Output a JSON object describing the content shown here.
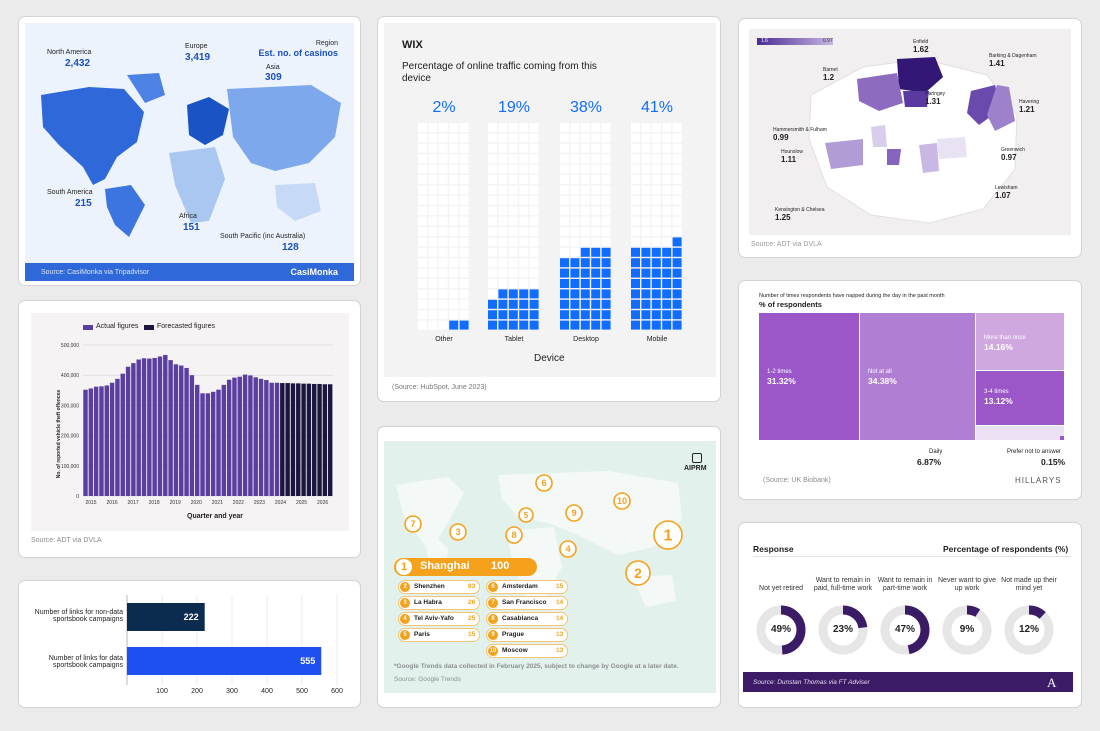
{
  "colors": {
    "page_bg": "#ebebeb",
    "casino_blue": "#2f68d8",
    "wix_blue": "#116dff",
    "navy": "#0b2c4e",
    "purple": "#3a1f7a",
    "treemap_purple": "#9b5cc8",
    "gray_ring": "#e6e6e6"
  },
  "casinos": {
    "header_label": "Region",
    "header_title": "Est. no. of casinos",
    "source": "Source: CasiMonka via Tripadvisor",
    "logo": "CasiMonka",
    "regions": [
      {
        "name": "North America",
        "value": "2,432"
      },
      {
        "name": "Europe",
        "value": "3,419"
      },
      {
        "name": "Asia",
        "value": "309"
      },
      {
        "name": "South America",
        "value": "215"
      },
      {
        "name": "Africa",
        "value": "151"
      },
      {
        "name": "South Pacific (inc Australia)",
        "value": "128"
      }
    ]
  },
  "wix": {
    "logo": "WIX",
    "title": "Percentage of online traffic coming from this device",
    "xlabel": "Device",
    "source": "(Source: HubSpot, June 2023)"
  },
  "map_ldn": {
    "scale_min": "1.6",
    "scale_max": "0.97",
    "source": "Source: ADT via DVLA",
    "boroughs": [
      {
        "name": "Enfield",
        "value": "1.62"
      },
      {
        "name": "Barnet",
        "value": "1.2"
      },
      {
        "name": "Barking & Dagenham",
        "value": "1.41"
      },
      {
        "name": "Haringey",
        "value": "1.31"
      },
      {
        "name": "Havering",
        "value": "1.21"
      },
      {
        "name": "Hammersmith & Fulham",
        "value": "0.99"
      },
      {
        "name": "Hounslow",
        "value": "1.11"
      },
      {
        "name": "Greenwich",
        "value": "0.97"
      },
      {
        "name": "Lewisham",
        "value": "1.07"
      },
      {
        "name": "Kensington & Chelsea",
        "value": "1.25"
      }
    ]
  },
  "theft": {
    "legend_actual": "Actual figures",
    "legend_forecast": "Forecasted figures",
    "ylabel": "No. of reported vehicle theft offences",
    "xlabel": "Quarter and year",
    "source": "Source: ADT via DVLA"
  },
  "trends": {
    "logo": "AIPRM",
    "top": {
      "rank": "1",
      "city": "Shanghai",
      "value": "100"
    },
    "footnote": "*Google Trends data collected in February 2025, subject to change by Google at a later date.",
    "source": "Source: Google Trends",
    "cities": [
      {
        "rank": "2",
        "city": "Shenzhen",
        "value": "83"
      },
      {
        "rank": "3",
        "city": "La Habra",
        "value": "26"
      },
      {
        "rank": "4",
        "city": "Tel Aviv-Yafo",
        "value": "25"
      },
      {
        "rank": "5",
        "city": "Paris",
        "value": "15"
      },
      {
        "rank": "6",
        "city": "Amsterdam",
        "value": "15"
      },
      {
        "rank": "7",
        "city": "San Francisco",
        "value": "14"
      },
      {
        "rank": "8",
        "city": "Casablanca",
        "value": "14"
      },
      {
        "rank": "9",
        "city": "Prague",
        "value": "13"
      },
      {
        "rank": "10",
        "city": "Moscow",
        "value": "13"
      }
    ]
  },
  "nap": {
    "subtitle": "Number of times respondents have napped during the day in the past month",
    "title": "% of respondents",
    "source": "(Source: UK Biobank)",
    "logo": "HILLARYS",
    "cells": [
      {
        "label": "1-2 times",
        "value": "31.32%"
      },
      {
        "label": "Not at all",
        "value": "34.38%"
      },
      {
        "label": "More than once",
        "value": "14.16%"
      },
      {
        "label": "3-4 times",
        "value": "13.12%"
      },
      {
        "label": "Daily",
        "value": "6.87%"
      },
      {
        "label": "Prefer not to answer",
        "value": "0.15%"
      }
    ]
  },
  "retire": {
    "left_header": "Response",
    "right_header": "Percentage of respondents (%)",
    "source": "Source: Dunstan Thomas via FT Adviser",
    "logo": "A",
    "items": [
      {
        "label": "Not yet retired",
        "value": "49%"
      },
      {
        "label": "Want to remain in paid, full-time work",
        "value": "23%"
      },
      {
        "label": "Want to remain in part-time work",
        "value": "47%"
      },
      {
        "label": "Never want to give up work",
        "value": "9%"
      },
      {
        "label": "Not made up their mind yet",
        "value": "12%"
      }
    ]
  },
  "chart_data": [
    {
      "type": "bar",
      "id": "device_traffic",
      "title": "Percentage of online traffic coming from this device",
      "xlabel": "Device",
      "categories": [
        "Other",
        "Tablet",
        "Desktop",
        "Mobile"
      ],
      "values": [
        2,
        19,
        38,
        41
      ],
      "value_labels": [
        "2%",
        "19%",
        "38%",
        "41%"
      ]
    },
    {
      "type": "bar",
      "id": "vehicle_theft",
      "ylabel": "No. of reported vehicle theft offences",
      "xlabel": "Quarter and year",
      "ylim": [
        0,
        500000
      ],
      "yticks": [
        "0",
        "100,000",
        "200,000",
        "300,000",
        "400,000",
        "500,000"
      ],
      "xticks": [
        "2015",
        "2016",
        "2017",
        "2018",
        "2019",
        "2020",
        "2021",
        "2022",
        "2023",
        "2024",
        "2025",
        "2026"
      ],
      "series": [
        {
          "name": "Actual figures",
          "values": [
            352000,
            356000,
            362000,
            363000,
            366000,
            375000,
            388000,
            405000,
            428000,
            440000,
            452000,
            456000,
            455000,
            457000,
            462000,
            467000,
            450000,
            436000,
            432000,
            424000,
            400000,
            368000,
            340000,
            340000,
            345000,
            352000,
            368000,
            385000,
            392000,
            395000,
            402000,
            399000,
            393000,
            388000,
            384000,
            375000,
            375000
          ]
        },
        {
          "name": "Forecasted figures",
          "values": [
            374000,
            374000,
            373000,
            373000,
            372000,
            372000,
            371000,
            371000,
            370000,
            370000
          ]
        }
      ]
    },
    {
      "type": "bar",
      "id": "sportsbook_links",
      "categories": [
        "Number of links for non-data sportsbook campaigns",
        "Number of links for data sportsbook campaigns"
      ],
      "values": [
        222,
        555
      ],
      "xticks": [
        "100",
        "200",
        "300",
        "400",
        "500",
        "600"
      ],
      "xlim": [
        0,
        600
      ]
    },
    {
      "type": "pie",
      "id": "nap_treemap",
      "title": "% of respondents",
      "categories": [
        "1-2 times",
        "Not at all",
        "More than once",
        "3-4 times",
        "Daily",
        "Prefer not to answer"
      ],
      "values": [
        31.32,
        34.38,
        14.16,
        13.12,
        6.87,
        0.15
      ]
    },
    {
      "type": "pie",
      "id": "retirement_donuts",
      "categories": [
        "Not yet retired",
        "Want to remain in paid, full-time work",
        "Want to remain in part-time work",
        "Never want to give up work",
        "Not made up their mind yet"
      ],
      "values": [
        49,
        23,
        47,
        9,
        12
      ]
    }
  ]
}
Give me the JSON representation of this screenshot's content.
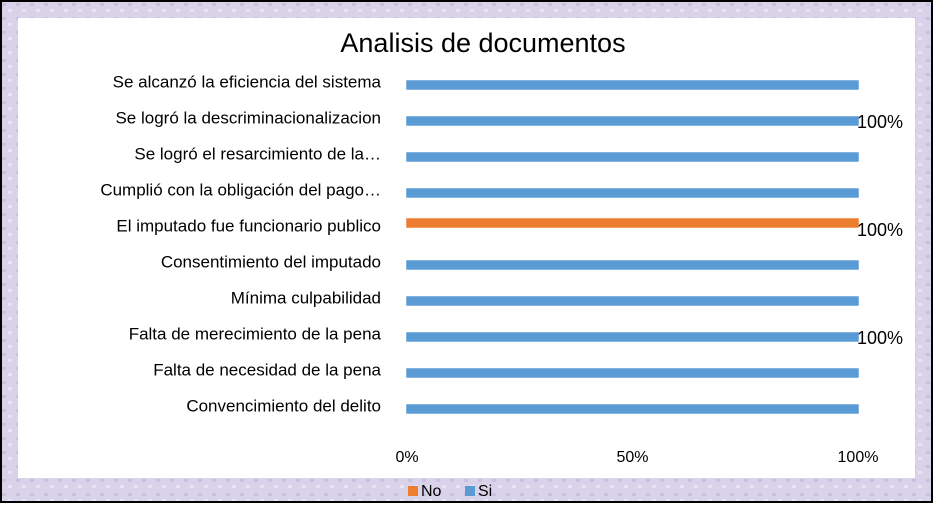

Task goal –
Identify every line above that includes the word "retired", and show those lines.

Result of this exercise –
        "label": "Not yet retired",
        "Not yet retired",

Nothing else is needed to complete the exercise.